Rows from a figure dataset:
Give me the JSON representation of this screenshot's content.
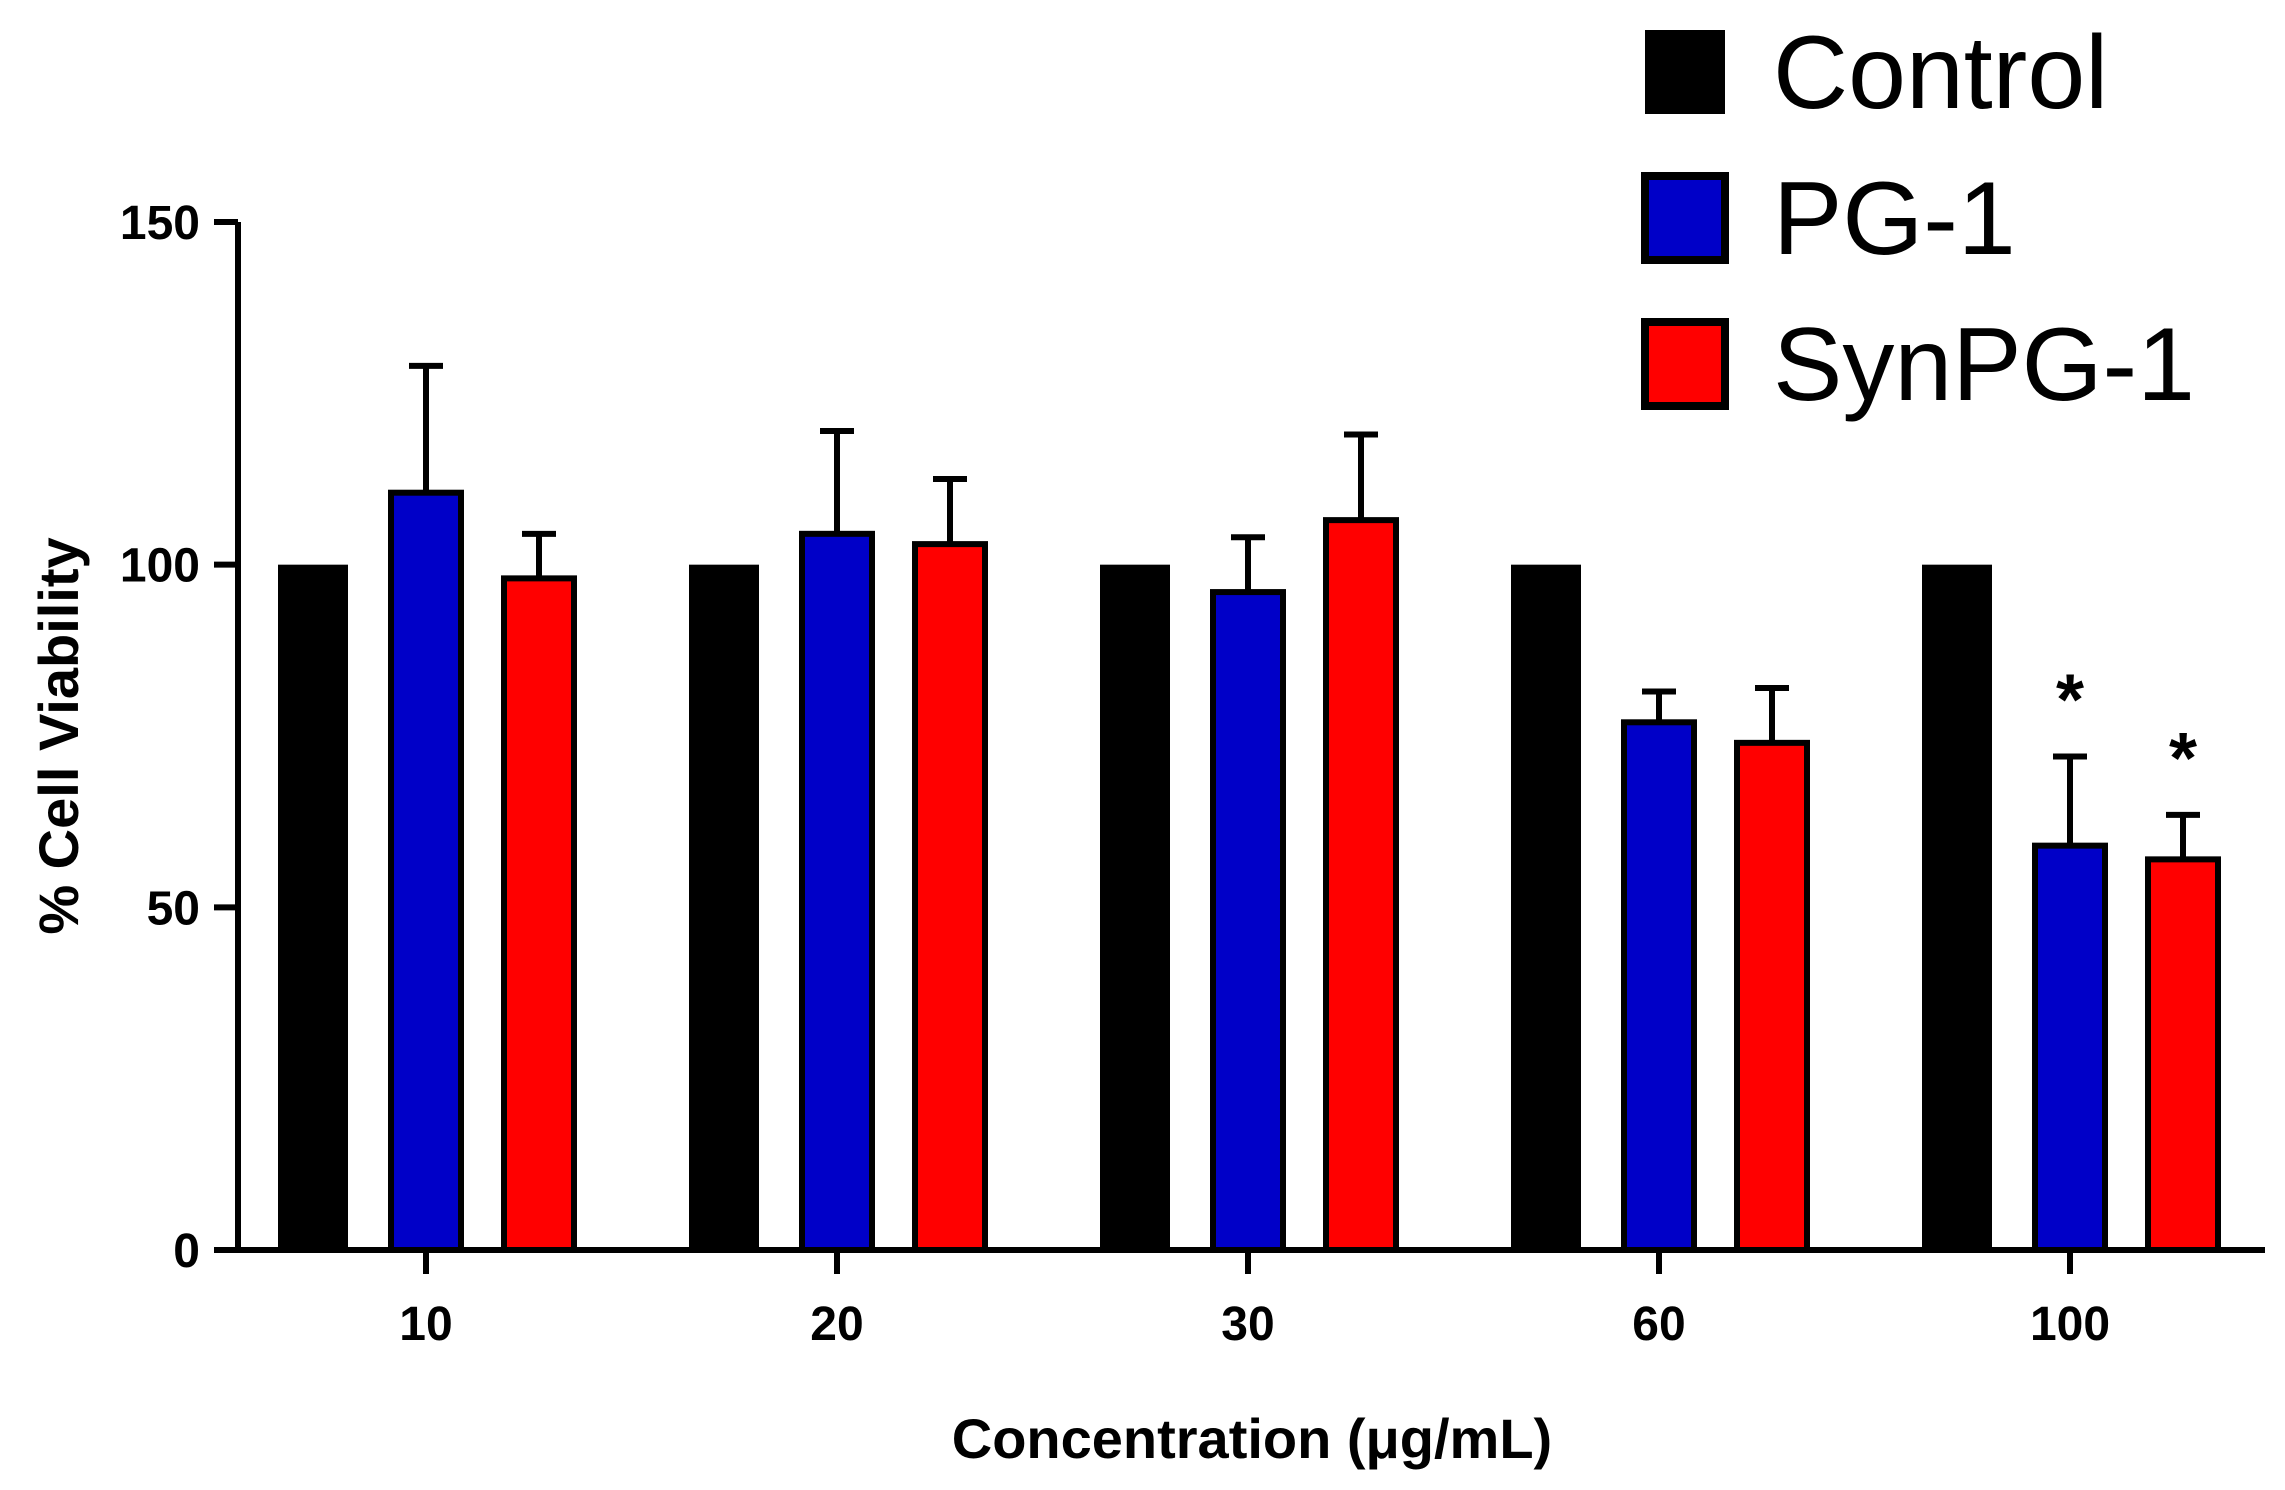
{
  "chart_data": {
    "type": "bar",
    "title": "",
    "xlabel": "Concentration (μg/mL)",
    "ylabel": "% Cell Viability",
    "ylim": [
      0,
      150
    ],
    "yticks": [
      0,
      50,
      100,
      150
    ],
    "categories": [
      "10",
      "20",
      "30",
      "60",
      "100"
    ],
    "series": [
      {
        "name": "Control",
        "color": "#000000",
        "values": [
          100,
          100,
          100,
          100,
          100
        ],
        "errors": [
          0,
          0,
          0,
          0,
          0
        ]
      },
      {
        "name": "PG-1",
        "color": "#0000c8",
        "values": [
          110.5,
          104.5,
          96,
          77,
          59
        ],
        "errors": [
          18.5,
          15,
          8,
          4.5,
          13
        ]
      },
      {
        "name": "SynPG-1",
        "color": "#ff0000",
        "values": [
          98,
          103,
          106.5,
          74,
          57
        ],
        "errors": [
          6.5,
          9.5,
          12.5,
          8,
          6.5
        ]
      }
    ],
    "annotations": [
      {
        "category": "100",
        "series": "PG-1",
        "text": "*"
      },
      {
        "category": "100",
        "series": "SynPG-1",
        "text": "*"
      }
    ],
    "legend_position": "top-right",
    "grid": false
  }
}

▶ [Exercise prompt]: Copy the records above exactly, omitting every picture.

▶ [Reply]:
Give me the JSON representation of this screenshot's content.
{
  "chart_data": {
    "type": "bar",
    "title": "",
    "xlabel": "Concentration (μg/mL)",
    "ylabel": "% Cell Viability",
    "ylim": [
      0,
      150
    ],
    "yticks": [
      0,
      50,
      100,
      150
    ],
    "categories": [
      "10",
      "20",
      "30",
      "60",
      "100"
    ],
    "series": [
      {
        "name": "Control",
        "color": "#000000",
        "values": [
          100,
          100,
          100,
          100,
          100
        ],
        "errors": [
          0,
          0,
          0,
          0,
          0
        ]
      },
      {
        "name": "PG-1",
        "color": "#0000c8",
        "values": [
          110.5,
          104.5,
          96,
          77,
          59
        ],
        "errors": [
          18.5,
          15,
          8,
          4.5,
          13
        ]
      },
      {
        "name": "SynPG-1",
        "color": "#ff0000",
        "values": [
          98,
          103,
          106.5,
          74,
          57
        ],
        "errors": [
          6.5,
          9.5,
          12.5,
          8,
          6.5
        ]
      }
    ],
    "annotations": [
      {
        "category": "100",
        "series": "PG-1",
        "text": "*"
      },
      {
        "category": "100",
        "series": "SynPG-1",
        "text": "*"
      }
    ],
    "legend_position": "top-right",
    "grid": false
  }
}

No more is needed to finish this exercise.